## Short task
Return every line below as is, leaving out the pictures.
##############################
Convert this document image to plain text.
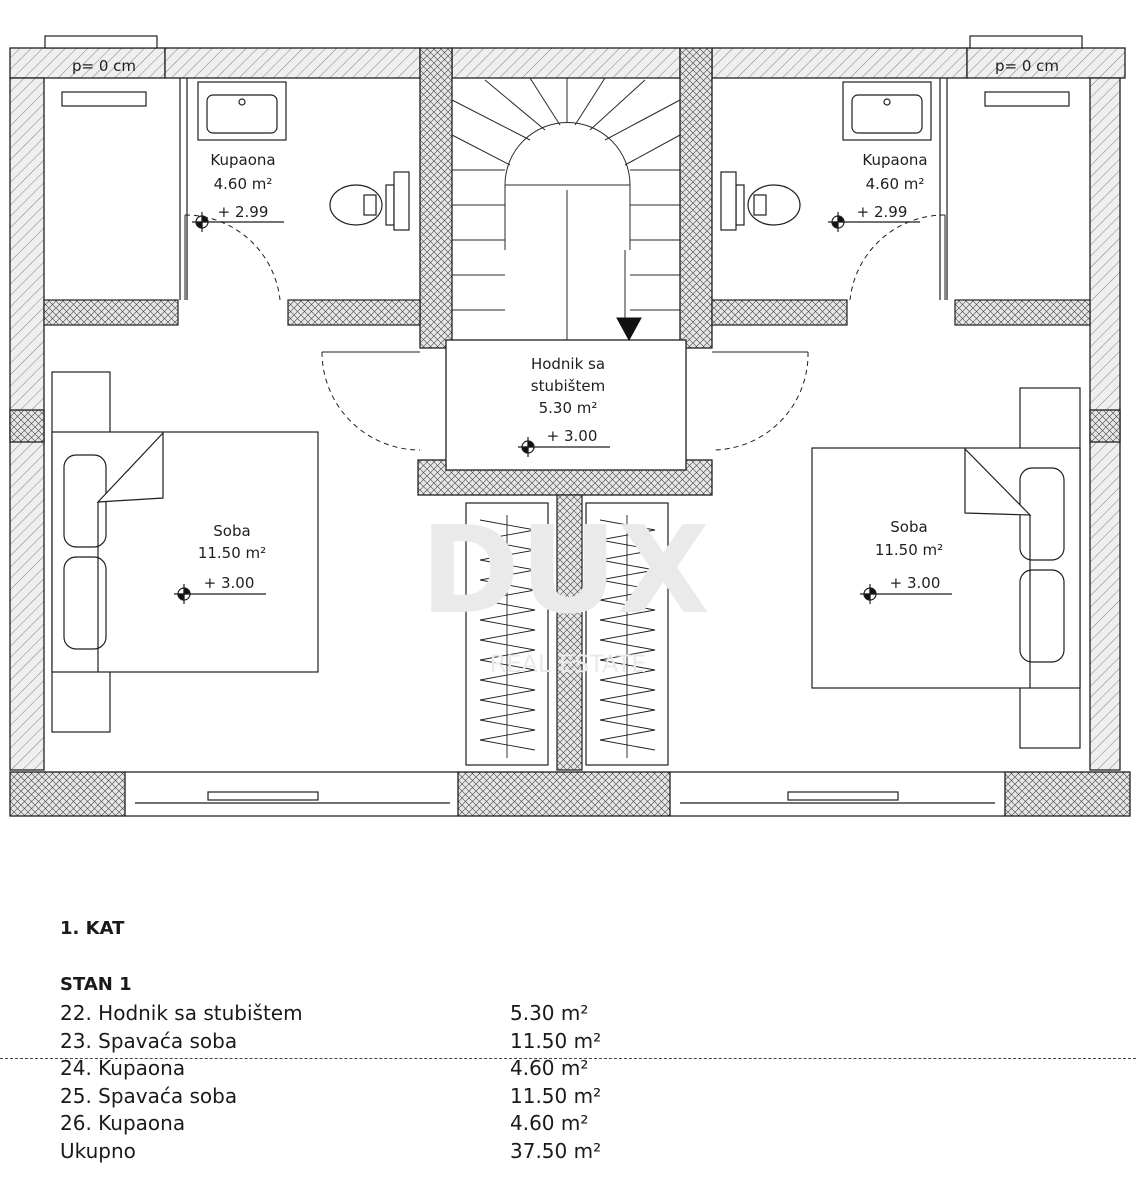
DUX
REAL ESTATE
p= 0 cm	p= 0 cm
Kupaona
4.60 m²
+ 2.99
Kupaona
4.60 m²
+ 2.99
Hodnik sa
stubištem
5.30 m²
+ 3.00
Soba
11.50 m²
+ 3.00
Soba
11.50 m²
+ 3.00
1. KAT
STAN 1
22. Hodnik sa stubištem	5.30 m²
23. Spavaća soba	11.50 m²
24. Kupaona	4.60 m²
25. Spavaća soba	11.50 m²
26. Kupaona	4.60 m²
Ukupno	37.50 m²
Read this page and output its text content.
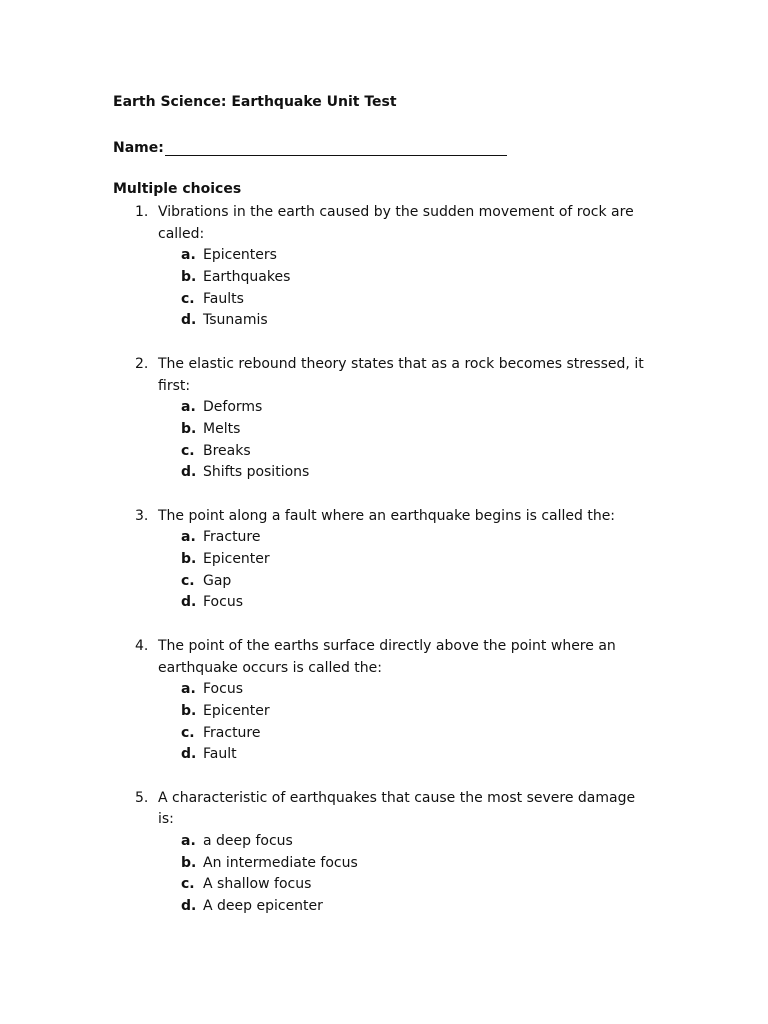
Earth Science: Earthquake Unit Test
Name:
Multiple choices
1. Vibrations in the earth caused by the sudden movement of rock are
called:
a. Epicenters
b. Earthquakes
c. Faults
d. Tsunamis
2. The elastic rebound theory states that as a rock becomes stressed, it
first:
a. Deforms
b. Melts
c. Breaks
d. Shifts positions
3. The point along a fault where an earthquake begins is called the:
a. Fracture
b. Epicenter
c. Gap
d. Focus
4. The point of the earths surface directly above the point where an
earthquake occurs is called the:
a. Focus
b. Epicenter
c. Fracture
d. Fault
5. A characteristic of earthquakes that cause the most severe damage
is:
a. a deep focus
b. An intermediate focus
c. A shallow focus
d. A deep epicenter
##############################
## Exercise response
Convert this document image to plain text.
DUX
REAL ESTATE
p= 0 cm	p= 0 cm
Kupaona
4.60 m²
+ 2.99
Kupaona
4.60 m²
+ 2.99
Hodnik sa
stubištem
5.30 m²
+ 3.00
Soba
11.50 m²
+ 3.00
Soba
11.50 m²
+ 3.00
1. KAT
STAN 1
22. Hodnik sa stubištem	5.30 m²
23. Spavaća soba	11.50 m²
24. Kupaona	4.60 m²
25. Spavaća soba	11.50 m²
26. Kupaona	4.60 m²
Ukupno	37.50 m²
Read this page and output its text content.
Earth Science: Earthquake Unit Test
Name:
Multiple choices
1. Vibrations in the earth caused by the sudden movement of rock are
called:
a. Epicenters
b. Earthquakes
c. Faults
d. Tsunamis
2. The elastic rebound theory states that as a rock becomes stressed, it
first:
a. Deforms
b. Melts
c. Breaks
d. Shifts positions
3. The point along a fault where an earthquake begins is called the:
a. Fracture
b. Epicenter
c. Gap
d. Focus
4. The point of the earths surface directly above the point where an
earthquake occurs is called the:
a. Focus
b. Epicenter
c. Fracture
d. Fault
5. A characteristic of earthquakes that cause the most severe damage
is:
a. a deep focus
b. An intermediate focus
c. A shallow focus
d. A deep epicenter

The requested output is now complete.